## [ACTIVITY]
Please copy every line from the following entries in which the word "items" appears.

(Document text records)
....
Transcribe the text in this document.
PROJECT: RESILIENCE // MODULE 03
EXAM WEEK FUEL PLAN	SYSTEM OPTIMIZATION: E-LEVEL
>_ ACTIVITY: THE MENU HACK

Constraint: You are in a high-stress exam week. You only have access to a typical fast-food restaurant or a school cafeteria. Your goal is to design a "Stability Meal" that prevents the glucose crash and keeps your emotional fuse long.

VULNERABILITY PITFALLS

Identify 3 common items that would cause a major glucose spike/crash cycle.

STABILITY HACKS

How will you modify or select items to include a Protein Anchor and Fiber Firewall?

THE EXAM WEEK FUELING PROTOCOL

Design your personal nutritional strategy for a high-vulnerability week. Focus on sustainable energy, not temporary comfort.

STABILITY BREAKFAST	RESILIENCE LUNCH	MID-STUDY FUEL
....
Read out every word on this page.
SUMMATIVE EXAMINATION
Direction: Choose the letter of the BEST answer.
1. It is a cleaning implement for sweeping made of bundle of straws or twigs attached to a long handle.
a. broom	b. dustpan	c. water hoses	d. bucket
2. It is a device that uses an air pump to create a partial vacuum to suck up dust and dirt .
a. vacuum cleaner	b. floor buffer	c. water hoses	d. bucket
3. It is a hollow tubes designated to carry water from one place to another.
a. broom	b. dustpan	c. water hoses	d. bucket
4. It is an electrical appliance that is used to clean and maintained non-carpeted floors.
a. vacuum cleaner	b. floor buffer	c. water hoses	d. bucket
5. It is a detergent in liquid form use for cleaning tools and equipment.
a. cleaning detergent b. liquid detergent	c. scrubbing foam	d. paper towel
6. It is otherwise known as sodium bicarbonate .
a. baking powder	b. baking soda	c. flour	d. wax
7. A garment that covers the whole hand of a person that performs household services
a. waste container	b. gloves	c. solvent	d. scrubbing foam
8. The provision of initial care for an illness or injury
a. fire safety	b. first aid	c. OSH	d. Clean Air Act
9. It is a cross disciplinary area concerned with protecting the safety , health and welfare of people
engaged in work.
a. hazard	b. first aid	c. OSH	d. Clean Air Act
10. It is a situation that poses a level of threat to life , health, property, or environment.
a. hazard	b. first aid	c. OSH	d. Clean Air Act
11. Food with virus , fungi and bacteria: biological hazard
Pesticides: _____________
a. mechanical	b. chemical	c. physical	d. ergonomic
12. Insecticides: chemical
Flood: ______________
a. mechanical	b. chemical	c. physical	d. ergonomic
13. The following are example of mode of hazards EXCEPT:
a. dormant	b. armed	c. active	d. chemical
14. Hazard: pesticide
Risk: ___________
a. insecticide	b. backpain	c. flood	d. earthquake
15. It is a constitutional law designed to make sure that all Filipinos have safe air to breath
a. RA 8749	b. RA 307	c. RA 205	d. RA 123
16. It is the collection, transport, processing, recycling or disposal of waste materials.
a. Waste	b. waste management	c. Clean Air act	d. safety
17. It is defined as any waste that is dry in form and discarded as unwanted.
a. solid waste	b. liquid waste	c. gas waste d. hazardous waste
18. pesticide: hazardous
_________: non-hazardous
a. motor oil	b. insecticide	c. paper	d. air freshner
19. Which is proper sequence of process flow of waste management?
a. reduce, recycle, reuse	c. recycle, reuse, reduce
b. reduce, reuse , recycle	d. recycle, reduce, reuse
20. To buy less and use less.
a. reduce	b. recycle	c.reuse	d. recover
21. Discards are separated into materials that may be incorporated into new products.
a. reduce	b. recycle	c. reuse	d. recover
....
## [SOLUTION]
Identify 3 common items that would cause a major glucose spike/crash cycle.
How will you modify or select items to include a Protein Anchor and Fiber Firewall?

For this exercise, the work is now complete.